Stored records
—————
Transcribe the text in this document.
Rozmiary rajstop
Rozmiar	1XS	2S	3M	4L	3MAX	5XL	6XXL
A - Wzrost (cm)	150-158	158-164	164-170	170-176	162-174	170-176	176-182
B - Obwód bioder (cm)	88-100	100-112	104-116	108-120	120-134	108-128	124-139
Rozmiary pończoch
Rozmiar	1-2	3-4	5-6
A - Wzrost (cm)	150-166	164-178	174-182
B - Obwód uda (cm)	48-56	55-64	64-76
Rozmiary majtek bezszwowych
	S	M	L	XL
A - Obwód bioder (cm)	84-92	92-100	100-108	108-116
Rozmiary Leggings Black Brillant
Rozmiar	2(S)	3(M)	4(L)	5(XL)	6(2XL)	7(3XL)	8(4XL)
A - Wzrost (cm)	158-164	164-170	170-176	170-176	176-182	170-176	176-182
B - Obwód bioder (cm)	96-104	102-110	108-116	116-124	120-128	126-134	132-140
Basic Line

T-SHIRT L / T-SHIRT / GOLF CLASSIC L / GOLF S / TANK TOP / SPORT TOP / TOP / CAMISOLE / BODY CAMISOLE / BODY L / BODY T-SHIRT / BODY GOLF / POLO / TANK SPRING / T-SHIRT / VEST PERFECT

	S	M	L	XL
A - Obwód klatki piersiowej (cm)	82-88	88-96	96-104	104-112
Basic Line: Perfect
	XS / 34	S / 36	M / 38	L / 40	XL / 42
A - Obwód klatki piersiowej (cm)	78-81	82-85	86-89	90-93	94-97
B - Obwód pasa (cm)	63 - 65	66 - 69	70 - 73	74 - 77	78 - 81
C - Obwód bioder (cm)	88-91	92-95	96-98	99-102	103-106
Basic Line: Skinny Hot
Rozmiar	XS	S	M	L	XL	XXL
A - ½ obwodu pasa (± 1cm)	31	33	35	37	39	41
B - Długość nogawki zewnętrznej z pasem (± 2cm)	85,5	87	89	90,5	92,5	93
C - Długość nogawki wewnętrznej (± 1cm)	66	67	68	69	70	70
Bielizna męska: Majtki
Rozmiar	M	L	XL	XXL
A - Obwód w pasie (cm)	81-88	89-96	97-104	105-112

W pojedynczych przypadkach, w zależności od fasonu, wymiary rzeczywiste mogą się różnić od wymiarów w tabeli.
—————
[Exercise goal]: Print out every entry, keeping each one exact.

[Written reply]:
Transcribe the text in this document.
Rozmiary rajstop
Rozmiar	1XS	2S	3M	4L	3MAX	5XL	6XXL
A - Wzrost (cm)	150-158	158-164	164-170	170-176	162-174	170-176	176-182
B - Obwód bioder (cm)	88-100	100-112	104-116	108-120	120-134	108-128	124-139
Rozmiary pończoch
Rozmiar	1-2	3-4	5-6
A - Wzrost (cm)	150-166	164-178	174-182
B - Obwód uda (cm)	48-56	55-64	64-76
Rozmiary majtek bezszwowych
	S	M	L	XL
A - Obwód bioder (cm)	84-92	92-100	100-108	108-116
Rozmiary Leggings Black Brillant
Rozmiar	2(S)	3(M)	4(L)	5(XL)	6(2XL)	7(3XL)	8(4XL)
A - Wzrost (cm)	158-164	164-170	170-176	170-176	176-182	170-176	176-182
B - Obwód bioder (cm)	96-104	102-110	108-116	116-124	120-128	126-134	132-140
Basic Line

T-SHIRT L / T-SHIRT / GOLF CLASSIC L / GOLF S / TANK TOP / SPORT TOP / TOP / CAMISOLE / BODY CAMISOLE / BODY L / BODY T-SHIRT / BODY GOLF / POLO / TANK SPRING / T-SHIRT / VEST PERFECT

	S	M	L	XL
A - Obwód klatki piersiowej (cm)	82-88	88-96	96-104	104-112
Basic Line: Perfect
	XS / 34	S / 36	M / 38	L / 40	XL / 42
A - Obwód klatki piersiowej (cm)	78-81	82-85	86-89	90-93	94-97
B - Obwód pasa (cm)	63 - 65	66 - 69	70 - 73	74 - 77	78 - 81
C - Obwód bioder (cm)	88-91	92-95	96-98	99-102	103-106
Basic Line: Skinny Hot
Rozmiar	XS	S	M	L	XL	XXL
A - ½ obwodu pasa (± 1cm)	31	33	35	37	39	41
B - Długość nogawki zewnętrznej z pasem (± 2cm)	85,5	87	89	90,5	92,5	93
C - Długość nogawki wewnętrznej (± 1cm)	66	67	68	69	70	70
Bielizna męska: Majtki
Rozmiar	M	L	XL	XXL
A - Obwód w pasie (cm)	81-88	89-96	97-104	105-112

W pojedynczych przypadkach, w zależności od fasonu, wymiary rzeczywiste mogą się różnić od wymiarów w tabeli.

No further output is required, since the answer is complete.